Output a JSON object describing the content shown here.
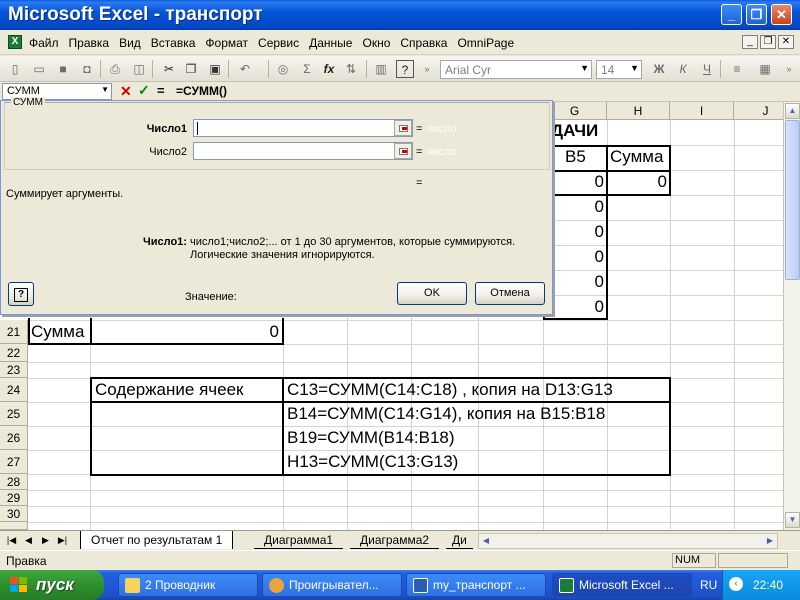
{
  "window": {
    "title": "Microsoft Excel - транспорт",
    "minimize": "_",
    "restore": "❐",
    "close": "✕"
  },
  "menu": {
    "items": [
      "Файл",
      "Правка",
      "Вид",
      "Вставка",
      "Формат",
      "Сервис",
      "Данные",
      "Окно",
      "Справка",
      "OmniPage"
    ]
  },
  "toolbar": {
    "font_name": "Arial Cyr",
    "font_size": "14",
    "bold": "Ж",
    "italic": "К",
    "underline": "Ч"
  },
  "formula_bar": {
    "name_box": "СУММ",
    "cancel": "✕",
    "enter": "✓",
    "equals": "=",
    "formula": "=СУММ()"
  },
  "grid": {
    "columns": [
      "G",
      "H",
      "I",
      "J"
    ],
    "rows": [
      "21",
      "22",
      "23",
      "24",
      "25",
      "26",
      "27",
      "28",
      "29",
      "30"
    ],
    "header_partial": "ДАЧИ",
    "col_g_header": "В5",
    "col_h_header": "Сумма",
    "h13_value": "0",
    "g_values": [
      "0",
      "0",
      "0",
      "0",
      "0",
      "0"
    ],
    "row21_label": "Сумма",
    "row21_value": "0",
    "contents_label": "Содержание ячеек",
    "contents": [
      "C13=СУММ(C14:C18) , копия на D13:G13",
      "B14=СУММ(C14:G14), копия на B15:B18",
      "B19=СУММ(B14:B18)",
      "H13=СУММ(C13:G13)"
    ]
  },
  "dialog": {
    "group_label": "СУММ",
    "arg1_label": "Число1",
    "arg2_label": "Число2",
    "arg_type": "число",
    "eq": "=",
    "result_eq": "=",
    "description": "Суммирует аргументы.",
    "arg_help_label": "Число1:",
    "arg_help_line1": "число1;число2;... от 1 до 30 аргументов, которые суммируются.",
    "arg_help_line2": "Логические значения игнорируются.",
    "value_label": "Значение:",
    "help_glyph": "?",
    "ok": "OK",
    "cancel": "Отмена"
  },
  "sheets": {
    "tabs": [
      "Отчет по результатам 1",
      "Диаграмма1",
      "Диаграмма2",
      "Ди"
    ]
  },
  "status": {
    "text": "Правка",
    "num": "NUM"
  },
  "taskbar": {
    "start": "пуск",
    "items": [
      "2 Проводник",
      "Проигрывател...",
      "my_транспорт ...",
      "Microsoft Excel ..."
    ],
    "lang": "RU",
    "clock": "22:40"
  }
}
-------
- Exercise details: Copy the data exactly. Any picture it contains is to be omitted.

- Solution to the problem:
Output a JSON object describing the content shown here.
{
  "window": {
    "title": "Microsoft Excel - транспорт",
    "minimize": "_",
    "restore": "❐",
    "close": "✕"
  },
  "menu": {
    "items": [
      "Файл",
      "Правка",
      "Вид",
      "Вставка",
      "Формат",
      "Сервис",
      "Данные",
      "Окно",
      "Справка",
      "OmniPage"
    ]
  },
  "toolbar": {
    "font_name": "Arial Cyr",
    "font_size": "14",
    "bold": "Ж",
    "italic": "К",
    "underline": "Ч"
  },
  "formula_bar": {
    "name_box": "СУММ",
    "cancel": "✕",
    "enter": "✓",
    "equals": "=",
    "formula": "=СУММ()"
  },
  "grid": {
    "columns": [
      "G",
      "H",
      "I",
      "J"
    ],
    "rows": [
      "21",
      "22",
      "23",
      "24",
      "25",
      "26",
      "27",
      "28",
      "29",
      "30"
    ],
    "header_partial": "ДАЧИ",
    "col_g_header": "В5",
    "col_h_header": "Сумма",
    "h13_value": "0",
    "g_values": [
      "0",
      "0",
      "0",
      "0",
      "0",
      "0"
    ],
    "row21_label": "Сумма",
    "row21_value": "0",
    "contents_label": "Содержание ячеек",
    "contents": [
      "C13=СУММ(C14:C18) , копия на D13:G13",
      "B14=СУММ(C14:G14), копия на B15:B18",
      "B19=СУММ(B14:B18)",
      "H13=СУММ(C13:G13)"
    ]
  },
  "dialog": {
    "group_label": "СУММ",
    "arg1_label": "Число1",
    "arg2_label": "Число2",
    "arg_type": "число",
    "eq": "=",
    "result_eq": "=",
    "description": "Суммирует аргументы.",
    "arg_help_label": "Число1:",
    "arg_help_line1": "число1;число2;... от 1 до 30 аргументов, которые суммируются.",
    "arg_help_line2": "Логические значения игнорируются.",
    "value_label": "Значение:",
    "help_glyph": "?",
    "ok": "OK",
    "cancel": "Отмена"
  },
  "sheets": {
    "tabs": [
      "Отчет по результатам 1",
      "Диаграмма1",
      "Диаграмма2",
      "Ди"
    ]
  },
  "status": {
    "text": "Правка",
    "num": "NUM"
  },
  "taskbar": {
    "start": "пуск",
    "items": [
      "2 Проводник",
      "Проигрывател...",
      "my_транспорт ...",
      "Microsoft Excel ..."
    ],
    "lang": "RU",
    "clock": "22:40"
  }
}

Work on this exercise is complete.